━━━━━ MATERIAL FOR THIS EXERCISE ━━━━━

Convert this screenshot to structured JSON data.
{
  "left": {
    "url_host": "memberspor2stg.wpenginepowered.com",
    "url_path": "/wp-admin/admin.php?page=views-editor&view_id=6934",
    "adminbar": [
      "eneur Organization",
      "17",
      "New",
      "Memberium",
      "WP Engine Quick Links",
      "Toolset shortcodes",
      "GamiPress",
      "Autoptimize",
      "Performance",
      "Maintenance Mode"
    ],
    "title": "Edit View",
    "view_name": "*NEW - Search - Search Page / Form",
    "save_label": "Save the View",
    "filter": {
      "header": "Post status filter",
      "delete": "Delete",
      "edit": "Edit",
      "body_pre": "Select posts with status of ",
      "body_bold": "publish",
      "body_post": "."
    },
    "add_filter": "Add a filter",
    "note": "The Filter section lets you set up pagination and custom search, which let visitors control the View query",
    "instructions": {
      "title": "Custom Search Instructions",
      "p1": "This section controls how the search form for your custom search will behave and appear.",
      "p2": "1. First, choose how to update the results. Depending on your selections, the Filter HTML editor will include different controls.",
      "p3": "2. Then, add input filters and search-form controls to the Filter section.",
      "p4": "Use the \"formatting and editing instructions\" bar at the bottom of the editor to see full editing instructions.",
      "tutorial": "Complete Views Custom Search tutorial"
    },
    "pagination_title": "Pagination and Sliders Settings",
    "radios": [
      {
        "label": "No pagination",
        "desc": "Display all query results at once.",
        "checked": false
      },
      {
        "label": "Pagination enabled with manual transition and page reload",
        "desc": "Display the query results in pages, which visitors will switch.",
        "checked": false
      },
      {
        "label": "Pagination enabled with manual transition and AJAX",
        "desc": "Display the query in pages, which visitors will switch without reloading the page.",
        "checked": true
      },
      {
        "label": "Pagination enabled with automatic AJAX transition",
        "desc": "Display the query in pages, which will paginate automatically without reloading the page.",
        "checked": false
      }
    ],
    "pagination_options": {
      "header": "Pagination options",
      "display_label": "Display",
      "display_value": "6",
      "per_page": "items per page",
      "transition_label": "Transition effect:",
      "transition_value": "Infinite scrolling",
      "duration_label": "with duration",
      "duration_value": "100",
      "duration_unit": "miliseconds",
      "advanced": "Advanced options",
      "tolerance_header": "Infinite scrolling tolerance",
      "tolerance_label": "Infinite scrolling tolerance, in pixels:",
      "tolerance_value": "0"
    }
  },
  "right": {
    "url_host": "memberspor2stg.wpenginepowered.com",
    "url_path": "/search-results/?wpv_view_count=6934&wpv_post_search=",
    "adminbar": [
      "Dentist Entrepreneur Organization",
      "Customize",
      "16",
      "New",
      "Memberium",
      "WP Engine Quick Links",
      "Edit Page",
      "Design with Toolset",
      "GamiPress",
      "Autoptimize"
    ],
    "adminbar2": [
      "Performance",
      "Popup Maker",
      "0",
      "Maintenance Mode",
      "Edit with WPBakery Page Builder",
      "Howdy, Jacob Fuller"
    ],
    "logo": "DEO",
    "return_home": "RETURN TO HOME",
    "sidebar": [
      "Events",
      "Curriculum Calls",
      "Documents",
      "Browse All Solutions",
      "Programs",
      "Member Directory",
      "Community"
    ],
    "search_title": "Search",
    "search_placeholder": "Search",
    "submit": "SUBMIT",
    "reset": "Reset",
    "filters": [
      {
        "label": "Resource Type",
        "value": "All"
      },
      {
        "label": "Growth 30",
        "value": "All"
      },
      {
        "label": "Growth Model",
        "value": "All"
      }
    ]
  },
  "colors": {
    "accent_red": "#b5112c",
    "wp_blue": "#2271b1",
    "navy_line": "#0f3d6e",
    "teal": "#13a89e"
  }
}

━━━━━

» **CHALLENGE**
Find the number of lines in which the word "reloading" occurs, and write nothing but that number.

» **EXERCISE SOLUTION**
2